Items:
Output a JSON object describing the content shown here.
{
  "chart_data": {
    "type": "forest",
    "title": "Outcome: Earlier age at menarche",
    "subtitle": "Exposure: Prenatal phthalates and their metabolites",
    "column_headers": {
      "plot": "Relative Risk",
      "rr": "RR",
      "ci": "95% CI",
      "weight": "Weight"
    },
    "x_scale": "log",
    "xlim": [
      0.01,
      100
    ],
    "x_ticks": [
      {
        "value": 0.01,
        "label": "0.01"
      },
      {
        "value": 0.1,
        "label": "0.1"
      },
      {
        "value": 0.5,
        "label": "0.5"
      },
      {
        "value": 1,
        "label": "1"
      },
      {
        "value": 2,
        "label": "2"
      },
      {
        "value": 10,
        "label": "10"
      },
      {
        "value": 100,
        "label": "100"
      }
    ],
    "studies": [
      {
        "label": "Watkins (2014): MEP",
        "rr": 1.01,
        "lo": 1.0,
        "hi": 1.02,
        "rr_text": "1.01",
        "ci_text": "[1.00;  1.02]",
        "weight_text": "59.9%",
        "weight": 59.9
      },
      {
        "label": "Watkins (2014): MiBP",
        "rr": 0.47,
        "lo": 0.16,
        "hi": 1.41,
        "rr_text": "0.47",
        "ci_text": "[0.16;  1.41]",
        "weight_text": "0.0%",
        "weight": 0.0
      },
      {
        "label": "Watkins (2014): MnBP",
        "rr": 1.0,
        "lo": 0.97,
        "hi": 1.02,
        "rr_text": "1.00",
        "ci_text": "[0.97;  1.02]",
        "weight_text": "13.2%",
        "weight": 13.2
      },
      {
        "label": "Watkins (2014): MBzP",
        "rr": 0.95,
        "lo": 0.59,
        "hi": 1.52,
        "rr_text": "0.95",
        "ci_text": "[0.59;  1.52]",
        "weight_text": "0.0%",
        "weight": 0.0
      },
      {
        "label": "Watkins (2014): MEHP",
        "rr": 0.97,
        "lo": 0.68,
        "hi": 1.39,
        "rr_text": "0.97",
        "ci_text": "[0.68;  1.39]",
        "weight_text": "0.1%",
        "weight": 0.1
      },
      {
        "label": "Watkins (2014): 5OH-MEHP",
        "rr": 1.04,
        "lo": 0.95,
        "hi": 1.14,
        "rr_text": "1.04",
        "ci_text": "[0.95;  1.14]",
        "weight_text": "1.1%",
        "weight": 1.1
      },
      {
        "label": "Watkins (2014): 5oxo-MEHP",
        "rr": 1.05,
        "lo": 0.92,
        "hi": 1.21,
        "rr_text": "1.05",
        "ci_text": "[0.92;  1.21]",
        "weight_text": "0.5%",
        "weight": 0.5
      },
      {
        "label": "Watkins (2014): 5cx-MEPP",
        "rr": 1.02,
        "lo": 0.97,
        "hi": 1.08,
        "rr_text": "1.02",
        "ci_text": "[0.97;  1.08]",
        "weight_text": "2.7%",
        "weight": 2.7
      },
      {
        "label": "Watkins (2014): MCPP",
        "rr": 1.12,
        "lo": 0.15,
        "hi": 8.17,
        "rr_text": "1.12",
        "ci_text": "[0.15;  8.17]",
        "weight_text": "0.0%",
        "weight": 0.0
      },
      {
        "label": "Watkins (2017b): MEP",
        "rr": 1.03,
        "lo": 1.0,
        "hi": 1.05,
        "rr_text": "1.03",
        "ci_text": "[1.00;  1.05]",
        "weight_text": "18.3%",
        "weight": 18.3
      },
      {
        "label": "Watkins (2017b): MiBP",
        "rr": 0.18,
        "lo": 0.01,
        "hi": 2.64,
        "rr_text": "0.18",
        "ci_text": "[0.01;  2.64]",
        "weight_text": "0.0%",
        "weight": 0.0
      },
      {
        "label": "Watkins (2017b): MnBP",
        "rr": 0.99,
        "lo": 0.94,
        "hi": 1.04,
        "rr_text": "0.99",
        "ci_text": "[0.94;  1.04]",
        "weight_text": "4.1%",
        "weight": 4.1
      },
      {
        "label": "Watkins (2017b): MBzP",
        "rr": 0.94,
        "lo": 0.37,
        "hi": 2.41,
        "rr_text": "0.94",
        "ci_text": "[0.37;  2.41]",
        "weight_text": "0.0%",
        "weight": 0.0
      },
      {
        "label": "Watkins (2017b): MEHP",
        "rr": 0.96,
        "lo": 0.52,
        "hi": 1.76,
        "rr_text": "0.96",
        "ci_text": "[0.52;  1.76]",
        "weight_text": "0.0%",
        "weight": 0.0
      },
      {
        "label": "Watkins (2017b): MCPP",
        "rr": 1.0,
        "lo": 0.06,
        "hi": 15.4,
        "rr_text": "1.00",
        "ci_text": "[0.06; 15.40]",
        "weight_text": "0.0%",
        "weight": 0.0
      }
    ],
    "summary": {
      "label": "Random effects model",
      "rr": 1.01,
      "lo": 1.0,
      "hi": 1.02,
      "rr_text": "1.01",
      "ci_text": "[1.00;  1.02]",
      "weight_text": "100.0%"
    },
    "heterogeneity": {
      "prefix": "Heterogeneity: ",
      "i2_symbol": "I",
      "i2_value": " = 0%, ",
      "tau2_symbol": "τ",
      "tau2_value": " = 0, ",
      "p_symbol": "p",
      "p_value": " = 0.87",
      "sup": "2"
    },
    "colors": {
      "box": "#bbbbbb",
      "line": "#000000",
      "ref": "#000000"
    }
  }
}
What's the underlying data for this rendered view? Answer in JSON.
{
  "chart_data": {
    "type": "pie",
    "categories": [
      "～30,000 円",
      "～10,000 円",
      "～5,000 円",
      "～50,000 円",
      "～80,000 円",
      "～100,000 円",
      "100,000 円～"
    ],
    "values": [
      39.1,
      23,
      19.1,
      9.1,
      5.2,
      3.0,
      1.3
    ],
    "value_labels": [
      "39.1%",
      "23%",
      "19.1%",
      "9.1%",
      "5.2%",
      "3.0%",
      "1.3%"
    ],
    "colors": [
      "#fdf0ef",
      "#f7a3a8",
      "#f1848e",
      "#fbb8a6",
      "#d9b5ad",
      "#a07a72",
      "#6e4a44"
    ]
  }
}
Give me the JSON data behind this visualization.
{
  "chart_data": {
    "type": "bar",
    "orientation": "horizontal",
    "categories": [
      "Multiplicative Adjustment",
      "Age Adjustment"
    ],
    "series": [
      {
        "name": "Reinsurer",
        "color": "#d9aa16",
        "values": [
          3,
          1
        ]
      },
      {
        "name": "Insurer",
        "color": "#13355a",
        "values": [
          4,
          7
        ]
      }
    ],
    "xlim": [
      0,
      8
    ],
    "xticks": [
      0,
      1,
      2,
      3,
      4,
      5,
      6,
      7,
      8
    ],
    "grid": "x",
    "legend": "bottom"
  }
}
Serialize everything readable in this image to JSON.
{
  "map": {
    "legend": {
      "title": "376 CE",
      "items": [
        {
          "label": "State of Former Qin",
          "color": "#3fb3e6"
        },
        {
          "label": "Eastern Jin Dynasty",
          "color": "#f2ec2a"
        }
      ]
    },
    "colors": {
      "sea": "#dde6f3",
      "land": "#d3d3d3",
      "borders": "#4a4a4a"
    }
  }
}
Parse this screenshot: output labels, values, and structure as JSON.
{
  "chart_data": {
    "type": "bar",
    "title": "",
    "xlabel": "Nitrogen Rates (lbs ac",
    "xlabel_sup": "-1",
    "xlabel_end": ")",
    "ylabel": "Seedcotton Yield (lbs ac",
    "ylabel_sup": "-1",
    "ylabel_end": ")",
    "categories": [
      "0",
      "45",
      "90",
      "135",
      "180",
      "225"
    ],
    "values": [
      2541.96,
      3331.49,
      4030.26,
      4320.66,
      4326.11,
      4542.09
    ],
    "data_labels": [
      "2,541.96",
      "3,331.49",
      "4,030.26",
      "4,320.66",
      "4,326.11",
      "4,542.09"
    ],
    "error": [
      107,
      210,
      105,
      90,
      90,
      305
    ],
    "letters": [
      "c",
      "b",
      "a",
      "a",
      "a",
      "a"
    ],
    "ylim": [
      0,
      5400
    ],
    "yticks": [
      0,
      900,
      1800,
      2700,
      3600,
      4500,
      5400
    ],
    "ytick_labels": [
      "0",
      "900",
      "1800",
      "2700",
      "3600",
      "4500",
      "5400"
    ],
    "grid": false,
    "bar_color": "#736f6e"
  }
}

Task description:
Look through the entries and return every line where "MCPP" appears.

Problem solution:
        "label": "Watkins (2014): MCPP",
        "label": "Watkins (2017b): MCPP",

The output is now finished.